(Dataset entries)
"""

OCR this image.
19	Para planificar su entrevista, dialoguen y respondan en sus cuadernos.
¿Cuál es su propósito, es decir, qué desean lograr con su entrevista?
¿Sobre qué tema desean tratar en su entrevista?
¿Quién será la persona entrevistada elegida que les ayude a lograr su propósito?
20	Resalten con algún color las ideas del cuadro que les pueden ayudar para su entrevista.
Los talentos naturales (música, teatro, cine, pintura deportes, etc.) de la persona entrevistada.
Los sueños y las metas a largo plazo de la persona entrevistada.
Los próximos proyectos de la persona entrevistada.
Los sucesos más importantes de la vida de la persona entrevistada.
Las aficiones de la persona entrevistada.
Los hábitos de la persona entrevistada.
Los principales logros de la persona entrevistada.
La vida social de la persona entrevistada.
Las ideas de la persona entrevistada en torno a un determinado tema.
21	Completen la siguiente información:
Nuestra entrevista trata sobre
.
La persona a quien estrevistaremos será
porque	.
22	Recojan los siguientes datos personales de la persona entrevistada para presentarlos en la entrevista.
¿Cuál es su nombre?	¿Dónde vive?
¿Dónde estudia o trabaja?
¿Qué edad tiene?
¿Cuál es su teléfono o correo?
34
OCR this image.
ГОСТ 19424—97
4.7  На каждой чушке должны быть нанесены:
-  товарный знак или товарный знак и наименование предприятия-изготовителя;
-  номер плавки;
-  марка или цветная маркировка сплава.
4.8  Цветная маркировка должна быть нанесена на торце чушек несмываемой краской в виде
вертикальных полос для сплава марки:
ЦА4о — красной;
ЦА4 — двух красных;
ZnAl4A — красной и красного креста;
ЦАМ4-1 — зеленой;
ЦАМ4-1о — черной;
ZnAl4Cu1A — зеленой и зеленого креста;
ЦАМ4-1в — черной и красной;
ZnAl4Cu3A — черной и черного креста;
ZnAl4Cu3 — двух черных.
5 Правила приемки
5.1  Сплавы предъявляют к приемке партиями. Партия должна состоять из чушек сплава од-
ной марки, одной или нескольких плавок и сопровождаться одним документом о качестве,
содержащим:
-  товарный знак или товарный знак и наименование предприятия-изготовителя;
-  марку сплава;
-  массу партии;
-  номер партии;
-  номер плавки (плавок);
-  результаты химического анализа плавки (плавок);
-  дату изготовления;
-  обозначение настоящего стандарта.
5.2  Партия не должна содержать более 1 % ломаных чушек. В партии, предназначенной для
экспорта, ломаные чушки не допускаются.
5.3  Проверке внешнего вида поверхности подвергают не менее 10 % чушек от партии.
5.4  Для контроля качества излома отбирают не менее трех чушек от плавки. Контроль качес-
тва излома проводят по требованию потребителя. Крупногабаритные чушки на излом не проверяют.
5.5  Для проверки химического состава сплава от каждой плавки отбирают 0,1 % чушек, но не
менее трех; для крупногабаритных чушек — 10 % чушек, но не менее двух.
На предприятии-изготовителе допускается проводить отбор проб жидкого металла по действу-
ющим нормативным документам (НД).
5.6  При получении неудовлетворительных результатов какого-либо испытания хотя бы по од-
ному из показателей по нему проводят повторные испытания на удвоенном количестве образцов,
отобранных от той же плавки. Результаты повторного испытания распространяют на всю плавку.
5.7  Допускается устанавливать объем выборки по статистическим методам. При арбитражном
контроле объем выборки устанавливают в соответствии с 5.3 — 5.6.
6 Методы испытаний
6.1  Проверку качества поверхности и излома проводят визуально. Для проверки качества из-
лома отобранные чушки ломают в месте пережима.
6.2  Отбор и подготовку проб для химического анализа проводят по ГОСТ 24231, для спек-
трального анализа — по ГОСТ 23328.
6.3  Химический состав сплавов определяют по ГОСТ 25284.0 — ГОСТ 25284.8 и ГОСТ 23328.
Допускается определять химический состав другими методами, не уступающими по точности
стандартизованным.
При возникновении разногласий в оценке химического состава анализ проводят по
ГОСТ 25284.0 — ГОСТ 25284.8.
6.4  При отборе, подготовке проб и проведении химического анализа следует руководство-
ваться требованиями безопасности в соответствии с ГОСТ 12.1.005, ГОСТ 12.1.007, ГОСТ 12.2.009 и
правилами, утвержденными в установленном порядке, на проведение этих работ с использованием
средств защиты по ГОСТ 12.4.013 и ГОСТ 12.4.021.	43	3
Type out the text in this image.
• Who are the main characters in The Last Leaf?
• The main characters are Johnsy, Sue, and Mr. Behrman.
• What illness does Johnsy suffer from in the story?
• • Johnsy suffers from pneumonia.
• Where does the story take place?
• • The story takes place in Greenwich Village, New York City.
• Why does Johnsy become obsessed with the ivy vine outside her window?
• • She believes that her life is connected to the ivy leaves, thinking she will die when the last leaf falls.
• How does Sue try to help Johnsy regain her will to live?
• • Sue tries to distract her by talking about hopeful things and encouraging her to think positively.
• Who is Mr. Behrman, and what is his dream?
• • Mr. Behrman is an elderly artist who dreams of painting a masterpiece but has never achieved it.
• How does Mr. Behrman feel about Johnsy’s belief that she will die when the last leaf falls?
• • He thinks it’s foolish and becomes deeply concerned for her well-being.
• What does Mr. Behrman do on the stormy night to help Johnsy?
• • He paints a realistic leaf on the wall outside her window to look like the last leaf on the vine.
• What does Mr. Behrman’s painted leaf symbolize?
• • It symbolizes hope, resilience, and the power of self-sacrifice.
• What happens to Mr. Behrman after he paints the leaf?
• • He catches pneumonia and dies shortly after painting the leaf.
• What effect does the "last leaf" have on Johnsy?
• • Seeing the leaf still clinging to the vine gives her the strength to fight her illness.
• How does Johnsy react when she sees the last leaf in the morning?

"""

### STATED EXERCISE
Take the entries above and copy them out exactly.

### RESULT OF THIS TASK
OCR this image.
19	Para planificar su entrevista, dialoguen y respondan en sus cuadernos.
¿Cuál es su propósito, es decir, qué desean lograr con su entrevista?
¿Sobre qué tema desean tratar en su entrevista?
¿Quién será la persona entrevistada elegida que les ayude a lograr su propósito?
20	Resalten con algún color las ideas del cuadro que les pueden ayudar para su entrevista.
Los talentos naturales (música, teatro, cine, pintura deportes, etc.) de la persona entrevistada.
Los sueños y las metas a largo plazo de la persona entrevistada.
Los próximos proyectos de la persona entrevistada.
Los sucesos más importantes de la vida de la persona entrevistada.
Las aficiones de la persona entrevistada.
Los hábitos de la persona entrevistada.
Los principales logros de la persona entrevistada.
La vida social de la persona entrevistada.
Las ideas de la persona entrevistada en torno a un determinado tema.
21	Completen la siguiente información:
Nuestra entrevista trata sobre
.
La persona a quien estrevistaremos será
porque	.
22	Recojan los siguientes datos personales de la persona entrevistada para presentarlos en la entrevista.
¿Cuál es su nombre?	¿Dónde vive?
¿Dónde estudia o trabaja?
¿Qué edad tiene?
¿Cuál es su teléfono o correo?
34
OCR this image.
ГОСТ 19424—97
4.7  На каждой чушке должны быть нанесены:
-  товарный знак или товарный знак и наименование предприятия-изготовителя;
-  номер плавки;
-  марка или цветная маркировка сплава.
4.8  Цветная маркировка должна быть нанесена на торце чушек несмываемой краской в виде
вертикальных полос для сплава марки:
ЦА4о — красной;
ЦА4 — двух красных;
ZnAl4A — красной и красного креста;
ЦАМ4-1 — зеленой;
ЦАМ4-1о — черной;
ZnAl4Cu1A — зеленой и зеленого креста;
ЦАМ4-1в — черной и красной;
ZnAl4Cu3A — черной и черного креста;
ZnAl4Cu3 — двух черных.
5 Правила приемки
5.1  Сплавы предъявляют к приемке партиями. Партия должна состоять из чушек сплава од-
ной марки, одной или нескольких плавок и сопровождаться одним документом о качестве,
содержащим:
-  товарный знак или товарный знак и наименование предприятия-изготовителя;
-  марку сплава;
-  массу партии;
-  номер партии;
-  номер плавки (плавок);
-  результаты химического анализа плавки (плавок);
-  дату изготовления;
-  обозначение настоящего стандарта.
5.2  Партия не должна содержать более 1 % ломаных чушек. В партии, предназначенной для
экспорта, ломаные чушки не допускаются.
5.3  Проверке внешнего вида поверхности подвергают не менее 10 % чушек от партии.
5.4  Для контроля качества излома отбирают не менее трех чушек от плавки. Контроль качес-
тва излома проводят по требованию потребителя. Крупногабаритные чушки на излом не проверяют.
5.5  Для проверки химического состава сплава от каждой плавки отбирают 0,1 % чушек, но не
менее трех; для крупногабаритных чушек — 10 % чушек, но не менее двух.
На предприятии-изготовителе допускается проводить отбор проб жидкого металла по действу-
ющим нормативным документам (НД).
5.6  При получении неудовлетворительных результатов какого-либо испытания хотя бы по од-
ному из показателей по нему проводят повторные испытания на удвоенном количестве образцов,
отобранных от той же плавки. Результаты повторного испытания распространяют на всю плавку.
5.7  Допускается устанавливать объем выборки по статистическим методам. При арбитражном
контроле объем выборки устанавливают в соответствии с 5.3 — 5.6.
6 Методы испытаний
6.1  Проверку качества поверхности и излома проводят визуально. Для проверки качества из-
лома отобранные чушки ломают в месте пережима.
6.2  Отбор и подготовку проб для химического анализа проводят по ГОСТ 24231, для спек-
трального анализа — по ГОСТ 23328.
6.3  Химический состав сплавов определяют по ГОСТ 25284.0 — ГОСТ 25284.8 и ГОСТ 23328.
Допускается определять химический состав другими методами, не уступающими по точности
стандартизованным.
При возникновении разногласий в оценке химического состава анализ проводят по
ГОСТ 25284.0 — ГОСТ 25284.8.
6.4  При отборе, подготовке проб и проведении химического анализа следует руководство-
ваться требованиями безопасности в соответствии с ГОСТ 12.1.005, ГОСТ 12.1.007, ГОСТ 12.2.009 и
правилами, утвержденными в установленном порядке, на проведение этих работ с использованием
средств защиты по ГОСТ 12.4.013 и ГОСТ 12.4.021.	43	3
Type out the text in this image.
• Who are the main characters in The Last Leaf?
• The main characters are Johnsy, Sue, and Mr. Behrman.
• What illness does Johnsy suffer from in the story?
• • Johnsy suffers from pneumonia.
• Where does the story take place?
• • The story takes place in Greenwich Village, New York City.
• Why does Johnsy become obsessed with the ivy vine outside her window?
• • She believes that her life is connected to the ivy leaves, thinking she will die when the last leaf falls.
• How does Sue try to help Johnsy regain her will to live?
• • Sue tries to distract her by talking about hopeful things and encouraging her to think positively.
• Who is Mr. Behrman, and what is his dream?
• • Mr. Behrman is an elderly artist who dreams of painting a masterpiece but has never achieved it.
• How does Mr. Behrman feel about Johnsy’s belief that she will die when the last leaf falls?
• • He thinks it’s foolish and becomes deeply concerned for her well-being.
• What does Mr. Behrman do on the stormy night to help Johnsy?
• • He paints a realistic leaf on the wall outside her window to look like the last leaf on the vine.
• What does Mr. Behrman’s painted leaf symbolize?
• • It symbolizes hope, resilience, and the power of self-sacrifice.
• What happens to Mr. Behrman after he paints the leaf?
• • He catches pneumonia and dies shortly after painting the leaf.
• What effect does the "last leaf" have on Johnsy?
• • Seeing the leaf still clinging to the vine gives her the strength to fight her illness.
• How does Johnsy react when she sees the last leaf in the morning?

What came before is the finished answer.